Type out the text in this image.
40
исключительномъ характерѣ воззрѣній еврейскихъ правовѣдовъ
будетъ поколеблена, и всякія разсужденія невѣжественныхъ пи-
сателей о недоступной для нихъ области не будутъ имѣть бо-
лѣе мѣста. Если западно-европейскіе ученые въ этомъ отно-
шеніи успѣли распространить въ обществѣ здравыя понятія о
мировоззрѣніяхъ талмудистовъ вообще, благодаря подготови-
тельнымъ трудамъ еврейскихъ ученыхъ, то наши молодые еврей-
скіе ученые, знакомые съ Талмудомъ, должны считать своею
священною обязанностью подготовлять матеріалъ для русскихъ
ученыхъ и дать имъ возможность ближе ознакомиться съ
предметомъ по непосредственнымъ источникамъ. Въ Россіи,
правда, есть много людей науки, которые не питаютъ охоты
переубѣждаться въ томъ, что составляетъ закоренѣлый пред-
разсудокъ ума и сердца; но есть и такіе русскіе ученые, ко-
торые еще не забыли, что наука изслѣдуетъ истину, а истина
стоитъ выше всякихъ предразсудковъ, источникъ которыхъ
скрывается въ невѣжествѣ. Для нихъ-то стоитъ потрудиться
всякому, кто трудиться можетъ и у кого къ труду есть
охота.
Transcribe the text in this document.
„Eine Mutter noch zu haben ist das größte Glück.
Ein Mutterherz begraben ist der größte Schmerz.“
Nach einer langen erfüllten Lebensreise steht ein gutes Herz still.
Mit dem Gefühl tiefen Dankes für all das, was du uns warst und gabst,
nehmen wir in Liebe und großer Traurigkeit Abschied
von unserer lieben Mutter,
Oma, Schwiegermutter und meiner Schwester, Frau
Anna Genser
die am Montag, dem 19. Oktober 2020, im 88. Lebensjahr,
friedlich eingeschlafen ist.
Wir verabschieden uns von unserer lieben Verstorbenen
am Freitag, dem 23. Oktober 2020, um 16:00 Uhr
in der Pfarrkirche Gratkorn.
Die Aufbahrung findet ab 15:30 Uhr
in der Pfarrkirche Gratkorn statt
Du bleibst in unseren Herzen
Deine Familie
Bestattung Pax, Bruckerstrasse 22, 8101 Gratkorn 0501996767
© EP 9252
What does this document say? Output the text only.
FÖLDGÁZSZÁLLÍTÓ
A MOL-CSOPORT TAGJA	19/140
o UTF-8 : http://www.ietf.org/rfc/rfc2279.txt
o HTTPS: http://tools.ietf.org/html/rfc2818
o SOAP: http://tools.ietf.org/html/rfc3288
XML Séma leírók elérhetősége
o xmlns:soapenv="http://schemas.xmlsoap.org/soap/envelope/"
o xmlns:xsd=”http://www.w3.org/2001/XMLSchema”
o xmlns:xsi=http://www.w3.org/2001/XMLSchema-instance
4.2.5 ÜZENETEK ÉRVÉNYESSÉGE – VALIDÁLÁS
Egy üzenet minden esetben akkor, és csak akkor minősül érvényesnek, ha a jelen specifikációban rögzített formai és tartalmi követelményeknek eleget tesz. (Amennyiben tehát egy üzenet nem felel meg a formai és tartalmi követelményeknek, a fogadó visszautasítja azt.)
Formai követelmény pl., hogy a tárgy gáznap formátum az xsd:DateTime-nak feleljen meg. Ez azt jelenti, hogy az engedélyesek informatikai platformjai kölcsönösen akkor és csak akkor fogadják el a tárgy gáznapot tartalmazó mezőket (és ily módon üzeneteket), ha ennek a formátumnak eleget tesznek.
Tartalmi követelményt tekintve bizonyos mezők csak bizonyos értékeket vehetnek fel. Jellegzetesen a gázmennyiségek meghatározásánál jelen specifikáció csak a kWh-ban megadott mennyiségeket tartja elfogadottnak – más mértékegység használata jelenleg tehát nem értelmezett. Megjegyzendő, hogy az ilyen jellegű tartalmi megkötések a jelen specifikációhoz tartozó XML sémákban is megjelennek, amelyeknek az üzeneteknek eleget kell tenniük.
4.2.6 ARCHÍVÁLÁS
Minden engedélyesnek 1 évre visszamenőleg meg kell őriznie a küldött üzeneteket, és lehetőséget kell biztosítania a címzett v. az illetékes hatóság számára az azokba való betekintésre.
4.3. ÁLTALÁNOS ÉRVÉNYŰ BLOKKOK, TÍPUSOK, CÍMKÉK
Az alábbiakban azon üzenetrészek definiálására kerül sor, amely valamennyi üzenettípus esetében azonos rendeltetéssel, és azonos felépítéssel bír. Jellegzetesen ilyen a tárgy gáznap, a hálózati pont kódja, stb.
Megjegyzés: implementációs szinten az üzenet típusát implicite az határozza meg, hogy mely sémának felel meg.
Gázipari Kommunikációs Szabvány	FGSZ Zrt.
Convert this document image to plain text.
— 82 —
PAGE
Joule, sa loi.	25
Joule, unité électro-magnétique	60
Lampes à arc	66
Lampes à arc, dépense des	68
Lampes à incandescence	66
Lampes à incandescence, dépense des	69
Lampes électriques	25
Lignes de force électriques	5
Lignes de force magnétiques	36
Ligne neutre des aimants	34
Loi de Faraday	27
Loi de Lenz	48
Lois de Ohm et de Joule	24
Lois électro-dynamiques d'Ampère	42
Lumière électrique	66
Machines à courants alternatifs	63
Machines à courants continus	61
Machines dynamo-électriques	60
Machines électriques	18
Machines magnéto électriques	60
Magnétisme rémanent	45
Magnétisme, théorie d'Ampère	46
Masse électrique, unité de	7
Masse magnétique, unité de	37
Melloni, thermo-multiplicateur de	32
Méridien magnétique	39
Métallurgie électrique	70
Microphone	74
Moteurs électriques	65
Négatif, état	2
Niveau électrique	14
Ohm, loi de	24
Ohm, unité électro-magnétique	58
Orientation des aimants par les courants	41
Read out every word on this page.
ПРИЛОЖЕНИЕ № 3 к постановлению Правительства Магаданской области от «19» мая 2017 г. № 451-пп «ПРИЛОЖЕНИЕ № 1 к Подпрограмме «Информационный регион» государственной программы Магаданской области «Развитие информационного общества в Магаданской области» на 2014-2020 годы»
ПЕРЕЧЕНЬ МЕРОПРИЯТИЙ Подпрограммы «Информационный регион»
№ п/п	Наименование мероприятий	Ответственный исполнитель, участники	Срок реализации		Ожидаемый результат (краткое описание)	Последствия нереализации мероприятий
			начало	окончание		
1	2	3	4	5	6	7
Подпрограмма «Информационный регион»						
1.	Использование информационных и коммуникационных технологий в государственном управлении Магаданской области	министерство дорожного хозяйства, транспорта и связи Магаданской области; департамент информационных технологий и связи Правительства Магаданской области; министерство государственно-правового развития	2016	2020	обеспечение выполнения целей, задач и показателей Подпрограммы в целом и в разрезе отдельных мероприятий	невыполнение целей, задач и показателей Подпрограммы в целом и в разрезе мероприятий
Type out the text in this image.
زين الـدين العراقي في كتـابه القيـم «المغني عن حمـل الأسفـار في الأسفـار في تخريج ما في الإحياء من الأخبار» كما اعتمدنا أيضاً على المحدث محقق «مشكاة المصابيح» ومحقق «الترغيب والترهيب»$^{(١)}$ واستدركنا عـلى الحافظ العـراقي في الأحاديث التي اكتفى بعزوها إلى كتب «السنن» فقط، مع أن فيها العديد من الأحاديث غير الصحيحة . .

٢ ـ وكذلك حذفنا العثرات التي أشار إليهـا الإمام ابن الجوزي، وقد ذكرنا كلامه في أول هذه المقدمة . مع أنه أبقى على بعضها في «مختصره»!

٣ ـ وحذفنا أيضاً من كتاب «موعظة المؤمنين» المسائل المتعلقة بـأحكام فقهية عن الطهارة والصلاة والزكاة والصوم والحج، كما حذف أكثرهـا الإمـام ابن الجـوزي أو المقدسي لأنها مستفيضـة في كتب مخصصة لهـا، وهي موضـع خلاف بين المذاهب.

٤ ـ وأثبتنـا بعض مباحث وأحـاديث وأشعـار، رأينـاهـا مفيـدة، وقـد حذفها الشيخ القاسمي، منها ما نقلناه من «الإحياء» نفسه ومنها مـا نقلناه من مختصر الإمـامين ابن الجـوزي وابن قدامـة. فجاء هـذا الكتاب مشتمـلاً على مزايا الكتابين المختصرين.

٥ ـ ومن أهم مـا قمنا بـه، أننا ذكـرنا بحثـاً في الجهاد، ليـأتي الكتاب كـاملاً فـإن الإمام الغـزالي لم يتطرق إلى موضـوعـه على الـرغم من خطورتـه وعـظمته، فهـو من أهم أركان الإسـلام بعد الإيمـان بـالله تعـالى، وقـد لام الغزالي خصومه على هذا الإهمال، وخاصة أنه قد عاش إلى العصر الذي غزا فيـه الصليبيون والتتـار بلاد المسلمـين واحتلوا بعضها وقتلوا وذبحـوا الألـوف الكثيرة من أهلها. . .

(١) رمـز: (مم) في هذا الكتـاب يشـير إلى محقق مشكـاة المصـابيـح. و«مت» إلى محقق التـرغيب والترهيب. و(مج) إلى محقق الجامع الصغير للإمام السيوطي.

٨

* * *

-- Directive --
List the lines of the records where "بعضها" occurs.

-- Answer to the task --
٢ ـ وكذلك حذفنا العثرات التي أشار إليهـا الإمام ابن الجوزي، وقد ذكرنا كلامه في أول هذه المقدمة . مع أنه أبقى على بعضها في «مختصره»!
٥ ـ ومن أهم مـا قمنا بـه، أننا ذكـرنا بحثـاً في الجهاد، ليـأتي الكتاب كـاملاً فـإن الإمام الغـزالي لم يتطرق إلى موضـوعـه على الـرغم من خطورتـه وعـظمته، فهـو من أهم أركان الإسـلام بعد الإيمـان بـالله تعـالى، وقـد لام الغزالي خصومه على هذا الإهمال، وخاصة أنه قد عاش إلى العصر الذي غزا فيـه الصليبيون والتتـار بلاد المسلمـين واحتلوا بعضها وقتلوا وذبحـوا الألـوف الكثيرة من أهلها. . .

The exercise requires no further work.